** begin Provided data **

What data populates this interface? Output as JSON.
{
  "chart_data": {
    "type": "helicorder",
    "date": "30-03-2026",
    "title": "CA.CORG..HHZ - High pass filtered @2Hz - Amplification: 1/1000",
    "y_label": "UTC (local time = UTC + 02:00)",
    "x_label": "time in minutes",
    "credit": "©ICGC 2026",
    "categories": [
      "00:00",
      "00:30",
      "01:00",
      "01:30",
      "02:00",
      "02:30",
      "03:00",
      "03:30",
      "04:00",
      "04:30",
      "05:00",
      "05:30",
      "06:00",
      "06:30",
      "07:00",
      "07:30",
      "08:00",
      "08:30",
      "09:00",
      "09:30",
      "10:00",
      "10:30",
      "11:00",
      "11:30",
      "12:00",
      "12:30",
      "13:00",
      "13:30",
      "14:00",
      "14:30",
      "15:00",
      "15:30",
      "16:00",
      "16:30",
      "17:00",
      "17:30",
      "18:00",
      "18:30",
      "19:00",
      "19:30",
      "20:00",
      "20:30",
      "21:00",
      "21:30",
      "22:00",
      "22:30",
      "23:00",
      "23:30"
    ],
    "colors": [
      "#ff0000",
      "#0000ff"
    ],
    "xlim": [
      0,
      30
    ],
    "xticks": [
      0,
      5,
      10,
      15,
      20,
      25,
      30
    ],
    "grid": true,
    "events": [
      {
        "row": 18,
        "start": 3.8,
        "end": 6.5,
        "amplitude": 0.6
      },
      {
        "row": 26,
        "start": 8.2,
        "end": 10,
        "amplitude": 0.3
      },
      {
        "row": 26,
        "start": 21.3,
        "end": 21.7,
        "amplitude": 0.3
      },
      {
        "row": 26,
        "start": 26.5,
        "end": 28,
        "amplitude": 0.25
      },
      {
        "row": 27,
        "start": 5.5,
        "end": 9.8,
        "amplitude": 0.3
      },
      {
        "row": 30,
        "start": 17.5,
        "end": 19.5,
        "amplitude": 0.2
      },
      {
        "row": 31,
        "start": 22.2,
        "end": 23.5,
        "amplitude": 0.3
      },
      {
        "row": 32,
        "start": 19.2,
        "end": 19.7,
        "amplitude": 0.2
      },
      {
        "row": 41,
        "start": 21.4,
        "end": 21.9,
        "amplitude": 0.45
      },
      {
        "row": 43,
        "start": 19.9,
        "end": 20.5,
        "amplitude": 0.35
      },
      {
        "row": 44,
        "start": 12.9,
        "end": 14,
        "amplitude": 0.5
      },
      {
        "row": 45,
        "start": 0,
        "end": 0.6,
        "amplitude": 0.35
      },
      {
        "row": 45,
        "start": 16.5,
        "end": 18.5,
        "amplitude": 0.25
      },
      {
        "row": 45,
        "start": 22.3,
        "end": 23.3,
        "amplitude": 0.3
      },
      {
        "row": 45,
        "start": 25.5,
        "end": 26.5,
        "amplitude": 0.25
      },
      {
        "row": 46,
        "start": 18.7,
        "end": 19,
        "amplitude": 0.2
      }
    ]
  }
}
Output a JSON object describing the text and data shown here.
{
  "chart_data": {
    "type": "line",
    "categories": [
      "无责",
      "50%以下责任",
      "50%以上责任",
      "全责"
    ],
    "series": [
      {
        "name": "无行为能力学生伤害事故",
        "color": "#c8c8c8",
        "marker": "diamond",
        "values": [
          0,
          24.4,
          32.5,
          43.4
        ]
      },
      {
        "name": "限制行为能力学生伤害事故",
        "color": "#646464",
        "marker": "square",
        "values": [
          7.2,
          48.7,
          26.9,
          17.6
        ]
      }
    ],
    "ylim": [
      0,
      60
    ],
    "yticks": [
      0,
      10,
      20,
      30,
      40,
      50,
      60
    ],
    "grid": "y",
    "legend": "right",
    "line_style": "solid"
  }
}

** end Provided data **

Problem statement>
Every record should be given again exactly.

Written answer>
What data populates this interface? Output as JSON.
{
  "chart_data": {
    "type": "helicorder",
    "date": "30-03-2026",
    "title": "CA.CORG..HHZ - High pass filtered @2Hz - Amplification: 1/1000",
    "y_label": "UTC (local time = UTC + 02:00)",
    "x_label": "time in minutes",
    "credit": "©ICGC 2026",
    "categories": [
      "00:00",
      "00:30",
      "01:00",
      "01:30",
      "02:00",
      "02:30",
      "03:00",
      "03:30",
      "04:00",
      "04:30",
      "05:00",
      "05:30",
      "06:00",
      "06:30",
      "07:00",
      "07:30",
      "08:00",
      "08:30",
      "09:00",
      "09:30",
      "10:00",
      "10:30",
      "11:00",
      "11:30",
      "12:00",
      "12:30",
      "13:00",
      "13:30",
      "14:00",
      "14:30",
      "15:00",
      "15:30",
      "16:00",
      "16:30",
      "17:00",
      "17:30",
      "18:00",
      "18:30",
      "19:00",
      "19:30",
      "20:00",
      "20:30",
      "21:00",
      "21:30",
      "22:00",
      "22:30",
      "23:00",
      "23:30"
    ],
    "colors": [
      "#ff0000",
      "#0000ff"
    ],
    "xlim": [
      0,
      30
    ],
    "xticks": [
      0,
      5,
      10,
      15,
      20,
      25,
      30
    ],
    "grid": true,
    "events": [
      {
        "row": 18,
        "start": 3.8,
        "end": 6.5,
        "amplitude": 0.6
      },
      {
        "row": 26,
        "start": 8.2,
        "end": 10,
        "amplitude": 0.3
      },
      {
        "row": 26,
        "start": 21.3,
        "end": 21.7,
        "amplitude": 0.3
      },
      {
        "row": 26,
        "start": 26.5,
        "end": 28,
        "amplitude": 0.25
      },
      {
        "row": 27,
        "start": 5.5,
        "end": 9.8,
        "amplitude": 0.3
      },
      {
        "row": 30,
        "start": 17.5,
        "end": 19.5,
        "amplitude": 0.2
      },
      {
        "row": 31,
        "start": 22.2,
        "end": 23.5,
        "amplitude": 0.3
      },
      {
        "row": 32,
        "start": 19.2,
        "end": 19.7,
        "amplitude": 0.2
      },
      {
        "row": 41,
        "start": 21.4,
        "end": 21.9,
        "amplitude": 0.45
      },
      {
        "row": 43,
        "start": 19.9,
        "end": 20.5,
        "amplitude": 0.35
      },
      {
        "row": 44,
        "start": 12.9,
        "end": 14,
        "amplitude": 0.5
      },
      {
        "row": 45,
        "start": 0,
        "end": 0.6,
        "amplitude": 0.35
      },
      {
        "row": 45,
        "start": 16.5,
        "end": 18.5,
        "amplitude": 0.25
      },
      {
        "row": 45,
        "start": 22.3,
        "end": 23.3,
        "amplitude": 0.3
      },
      {
        "row": 45,
        "start": 25.5,
        "end": 26.5,
        "amplitude": 0.25
      },
      {
        "row": 46,
        "start": 18.7,
        "end": 19,
        "amplitude": 0.2
      }
    ]
  }
}
Output a JSON object describing the text and data shown here.
{
  "chart_data": {
    "type": "line",
    "categories": [
      "无责",
      "50%以下责任",
      "50%以上责任",
      "全责"
    ],
    "series": [
      {
        "name": "无行为能力学生伤害事故",
        "color": "#c8c8c8",
        "marker": "diamond",
        "values": [
          0,
          24.4,
          32.5,
          43.4
        ]
      },
      {
        "name": "限制行为能力学生伤害事故",
        "color": "#646464",
        "marker": "square",
        "values": [
          7.2,
          48.7,
          26.9,
          17.6
        ]
      }
    ],
    "ylim": [
      0,
      60
    ],
    "yticks": [
      0,
      10,
      20,
      30,
      40,
      50,
      60
    ],
    "grid": "y",
    "legend": "right",
    "line_style": "solid"
  }
}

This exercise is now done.